Record set:
---------------
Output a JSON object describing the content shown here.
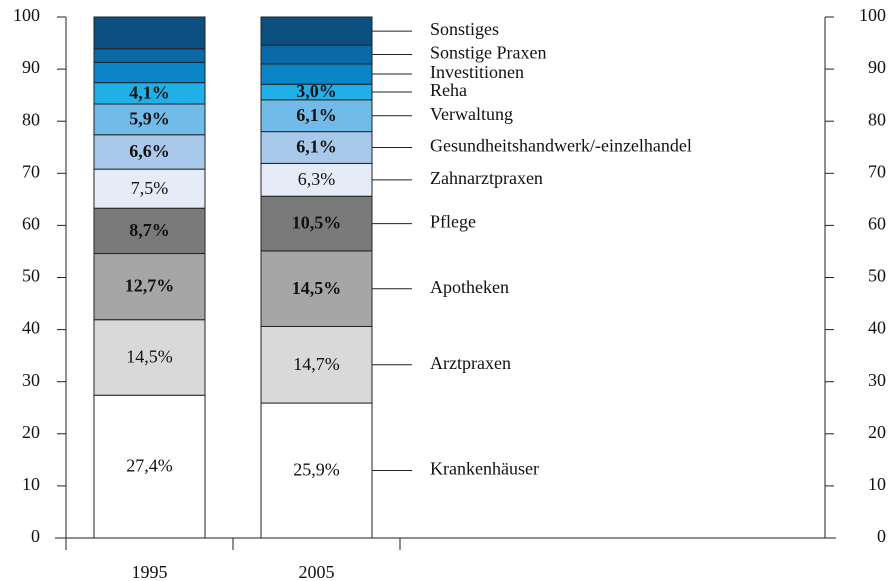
{
  "chart_data": {
    "type": "stacked_bar",
    "categories": [
      "1995",
      "2005"
    ],
    "series": [
      {
        "name": "Krankenhäuser",
        "color": "#ffffff",
        "values": [
          27.4,
          25.9
        ],
        "value_labels": [
          "27,4%",
          "25,9%"
        ]
      },
      {
        "name": "Arztpraxen",
        "color": "#d9d9d9",
        "values": [
          14.5,
          14.7
        ],
        "value_labels": [
          "14,5%",
          "14,7%"
        ]
      },
      {
        "name": "Apotheken",
        "color": "#a6a6a6",
        "values": [
          12.7,
          14.5
        ],
        "value_labels": [
          "12,7%",
          "14,5%"
        ]
      },
      {
        "name": "Pflege",
        "color": "#7a7a7a",
        "values": [
          8.7,
          10.5
        ],
        "value_labels": [
          "8,7%",
          "10,5%"
        ]
      },
      {
        "name": "Zahnarztpraxen",
        "color": "#e6ecf7",
        "values": [
          7.5,
          6.3
        ],
        "value_labels": [
          "7,5%",
          "6,3%"
        ]
      },
      {
        "name": "Gesundheitshandwerk/-einzelhandel",
        "color": "#a9c9ea",
        "values": [
          6.6,
          6.1
        ],
        "value_labels": [
          "6,6%",
          "6,1%"
        ]
      },
      {
        "name": "Verwaltung",
        "color": "#72bbe8",
        "values": [
          5.9,
          6.1
        ],
        "value_labels": [
          "5,9%",
          "6,1%"
        ]
      },
      {
        "name": "Reha",
        "color": "#1eb0e6",
        "values": [
          4.1,
          3.0
        ],
        "value_labels": [
          "4,1%",
          "3,0%"
        ]
      },
      {
        "name": "Investitionen",
        "color": "#0a84c6",
        "values": [
          3.9,
          3.9
        ],
        "value_labels": [
          null,
          null
        ]
      },
      {
        "name": "Sonstige Praxen",
        "color": "#0a6aa8",
        "values": [
          2.6,
          3.6
        ],
        "value_labels": [
          null,
          null
        ]
      },
      {
        "name": "Sonstiges",
        "color": "#0b4f80",
        "values": [
          6.1,
          5.4
        ],
        "value_labels": [
          null,
          null
        ]
      }
    ],
    "ylim": [
      0,
      100
    ],
    "yticks": [
      0,
      10,
      20,
      30,
      40,
      50,
      60,
      70,
      80,
      90,
      100
    ],
    "y2lim": [
      0,
      100
    ],
    "y2ticks": [
      0,
      10,
      20,
      30,
      40,
      50,
      60,
      70,
      80,
      90,
      100
    ]
  }
}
---------------
What you need to do: Extract, from the material above, each line holding the word "color".

Solved problem:
        "color": "#ffffff",
        "color": "#d9d9d9",
        "color": "#a6a6a6",
        "color": "#7a7a7a",
        "color": "#e6ecf7",
        "color": "#a9c9ea",
        "color": "#72bbe8",
        "color": "#1eb0e6",
        "color": "#0a84c6",
        "color": "#0a6aa8",
        "color": "#0b4f80",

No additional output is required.